PROMPT:
Go over the entries below line by line, copying each one that contains the word "orange".
:::
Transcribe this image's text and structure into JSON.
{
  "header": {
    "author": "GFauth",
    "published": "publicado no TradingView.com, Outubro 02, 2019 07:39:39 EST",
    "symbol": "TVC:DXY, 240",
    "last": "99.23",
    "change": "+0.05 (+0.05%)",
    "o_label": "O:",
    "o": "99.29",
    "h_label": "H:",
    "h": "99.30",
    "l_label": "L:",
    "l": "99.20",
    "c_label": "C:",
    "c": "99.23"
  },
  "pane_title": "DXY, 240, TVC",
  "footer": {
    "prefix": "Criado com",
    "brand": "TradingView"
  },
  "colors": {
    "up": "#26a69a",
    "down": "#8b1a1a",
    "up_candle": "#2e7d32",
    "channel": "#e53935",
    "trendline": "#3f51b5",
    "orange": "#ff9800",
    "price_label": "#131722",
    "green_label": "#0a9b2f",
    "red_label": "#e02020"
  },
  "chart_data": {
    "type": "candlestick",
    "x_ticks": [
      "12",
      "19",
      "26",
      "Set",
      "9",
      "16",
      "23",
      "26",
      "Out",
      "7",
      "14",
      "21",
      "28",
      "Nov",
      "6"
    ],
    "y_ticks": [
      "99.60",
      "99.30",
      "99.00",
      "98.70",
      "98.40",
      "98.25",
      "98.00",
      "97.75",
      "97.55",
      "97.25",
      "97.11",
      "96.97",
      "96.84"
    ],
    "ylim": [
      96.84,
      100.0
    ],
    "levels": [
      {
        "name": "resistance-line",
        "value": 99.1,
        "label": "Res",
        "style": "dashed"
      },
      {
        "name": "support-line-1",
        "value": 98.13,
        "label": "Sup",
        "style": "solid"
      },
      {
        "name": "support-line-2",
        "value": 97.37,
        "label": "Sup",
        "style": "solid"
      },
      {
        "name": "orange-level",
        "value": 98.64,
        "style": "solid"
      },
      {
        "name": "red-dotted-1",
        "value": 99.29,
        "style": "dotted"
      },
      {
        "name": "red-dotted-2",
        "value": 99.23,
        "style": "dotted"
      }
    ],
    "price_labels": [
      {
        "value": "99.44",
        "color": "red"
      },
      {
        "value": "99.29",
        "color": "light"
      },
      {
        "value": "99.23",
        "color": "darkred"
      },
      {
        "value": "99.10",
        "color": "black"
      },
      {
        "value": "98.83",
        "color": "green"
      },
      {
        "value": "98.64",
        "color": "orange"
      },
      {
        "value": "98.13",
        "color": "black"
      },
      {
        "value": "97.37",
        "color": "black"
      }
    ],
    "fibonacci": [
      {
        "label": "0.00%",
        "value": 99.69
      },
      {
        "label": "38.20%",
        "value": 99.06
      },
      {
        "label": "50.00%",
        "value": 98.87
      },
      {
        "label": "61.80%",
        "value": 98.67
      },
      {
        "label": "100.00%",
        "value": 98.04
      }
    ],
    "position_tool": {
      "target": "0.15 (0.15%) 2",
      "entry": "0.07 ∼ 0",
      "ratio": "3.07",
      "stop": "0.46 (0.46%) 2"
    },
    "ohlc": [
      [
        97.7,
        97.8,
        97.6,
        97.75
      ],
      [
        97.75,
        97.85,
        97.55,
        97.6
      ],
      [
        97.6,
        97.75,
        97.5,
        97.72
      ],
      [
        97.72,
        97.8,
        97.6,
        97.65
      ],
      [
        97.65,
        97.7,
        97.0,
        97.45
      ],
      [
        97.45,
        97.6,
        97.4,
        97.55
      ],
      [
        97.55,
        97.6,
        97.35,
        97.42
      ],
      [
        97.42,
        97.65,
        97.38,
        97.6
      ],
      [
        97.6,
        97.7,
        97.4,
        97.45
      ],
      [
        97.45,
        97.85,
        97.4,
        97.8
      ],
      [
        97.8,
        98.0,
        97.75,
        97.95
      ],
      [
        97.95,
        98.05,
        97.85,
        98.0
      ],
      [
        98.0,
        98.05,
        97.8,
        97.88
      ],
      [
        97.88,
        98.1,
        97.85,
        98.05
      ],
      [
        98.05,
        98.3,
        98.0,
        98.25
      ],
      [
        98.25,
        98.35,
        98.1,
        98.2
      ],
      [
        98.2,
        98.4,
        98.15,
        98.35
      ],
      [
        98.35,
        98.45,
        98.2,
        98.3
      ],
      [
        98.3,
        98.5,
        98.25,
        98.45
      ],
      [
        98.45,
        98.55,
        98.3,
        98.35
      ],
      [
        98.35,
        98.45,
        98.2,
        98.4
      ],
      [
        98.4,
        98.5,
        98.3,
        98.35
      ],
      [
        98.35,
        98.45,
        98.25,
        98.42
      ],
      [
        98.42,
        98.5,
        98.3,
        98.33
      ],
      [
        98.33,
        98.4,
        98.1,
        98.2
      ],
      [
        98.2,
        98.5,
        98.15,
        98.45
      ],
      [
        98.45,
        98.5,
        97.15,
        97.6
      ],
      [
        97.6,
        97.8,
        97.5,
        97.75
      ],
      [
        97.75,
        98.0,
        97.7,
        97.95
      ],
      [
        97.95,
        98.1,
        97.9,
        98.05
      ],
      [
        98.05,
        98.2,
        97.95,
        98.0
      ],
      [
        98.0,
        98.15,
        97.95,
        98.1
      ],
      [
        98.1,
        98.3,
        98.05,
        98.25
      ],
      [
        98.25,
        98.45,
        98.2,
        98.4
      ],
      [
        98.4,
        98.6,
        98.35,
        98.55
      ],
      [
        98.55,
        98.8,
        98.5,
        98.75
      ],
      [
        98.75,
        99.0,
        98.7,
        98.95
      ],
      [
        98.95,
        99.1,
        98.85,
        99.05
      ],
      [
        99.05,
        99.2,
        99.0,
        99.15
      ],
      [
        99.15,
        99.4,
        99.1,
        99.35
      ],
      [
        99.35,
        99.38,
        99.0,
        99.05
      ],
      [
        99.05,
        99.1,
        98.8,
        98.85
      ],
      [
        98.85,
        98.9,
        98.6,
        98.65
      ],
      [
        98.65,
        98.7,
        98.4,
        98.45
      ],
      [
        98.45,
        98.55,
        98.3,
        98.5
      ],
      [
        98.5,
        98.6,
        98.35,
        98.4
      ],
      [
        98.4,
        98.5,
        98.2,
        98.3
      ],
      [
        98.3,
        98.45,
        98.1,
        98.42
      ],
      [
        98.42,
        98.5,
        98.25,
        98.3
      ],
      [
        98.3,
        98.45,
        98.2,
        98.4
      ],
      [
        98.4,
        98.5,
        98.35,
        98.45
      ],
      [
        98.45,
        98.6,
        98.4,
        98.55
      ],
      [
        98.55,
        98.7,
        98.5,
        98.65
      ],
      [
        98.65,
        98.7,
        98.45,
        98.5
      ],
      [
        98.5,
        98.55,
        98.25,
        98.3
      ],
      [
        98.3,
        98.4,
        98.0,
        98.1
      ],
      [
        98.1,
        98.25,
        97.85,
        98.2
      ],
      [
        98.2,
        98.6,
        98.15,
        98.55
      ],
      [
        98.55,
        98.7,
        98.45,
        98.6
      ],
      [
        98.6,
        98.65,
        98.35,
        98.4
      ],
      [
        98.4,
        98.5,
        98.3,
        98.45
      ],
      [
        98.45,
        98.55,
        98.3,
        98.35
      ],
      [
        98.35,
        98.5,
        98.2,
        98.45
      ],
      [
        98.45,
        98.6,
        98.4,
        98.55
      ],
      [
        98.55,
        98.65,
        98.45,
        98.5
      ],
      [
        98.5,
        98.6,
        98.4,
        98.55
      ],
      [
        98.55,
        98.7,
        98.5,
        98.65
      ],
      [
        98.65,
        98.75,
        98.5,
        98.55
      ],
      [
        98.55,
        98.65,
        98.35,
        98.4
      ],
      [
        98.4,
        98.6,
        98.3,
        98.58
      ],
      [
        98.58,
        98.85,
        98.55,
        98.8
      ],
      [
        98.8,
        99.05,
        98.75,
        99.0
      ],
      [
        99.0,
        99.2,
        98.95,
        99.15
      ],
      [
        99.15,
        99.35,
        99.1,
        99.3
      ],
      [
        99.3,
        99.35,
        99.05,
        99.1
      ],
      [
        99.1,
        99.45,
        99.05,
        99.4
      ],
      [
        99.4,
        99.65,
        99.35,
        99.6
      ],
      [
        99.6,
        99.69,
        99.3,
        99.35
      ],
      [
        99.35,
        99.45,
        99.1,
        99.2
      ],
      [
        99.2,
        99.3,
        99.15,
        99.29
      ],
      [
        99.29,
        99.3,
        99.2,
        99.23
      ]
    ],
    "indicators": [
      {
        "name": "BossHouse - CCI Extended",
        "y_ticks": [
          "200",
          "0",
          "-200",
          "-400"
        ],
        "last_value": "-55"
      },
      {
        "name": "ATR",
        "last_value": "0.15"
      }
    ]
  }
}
:::
THE ANSWER:
    "orange": "#ff9800",
        "name": "orange-level",
        "color": "orange"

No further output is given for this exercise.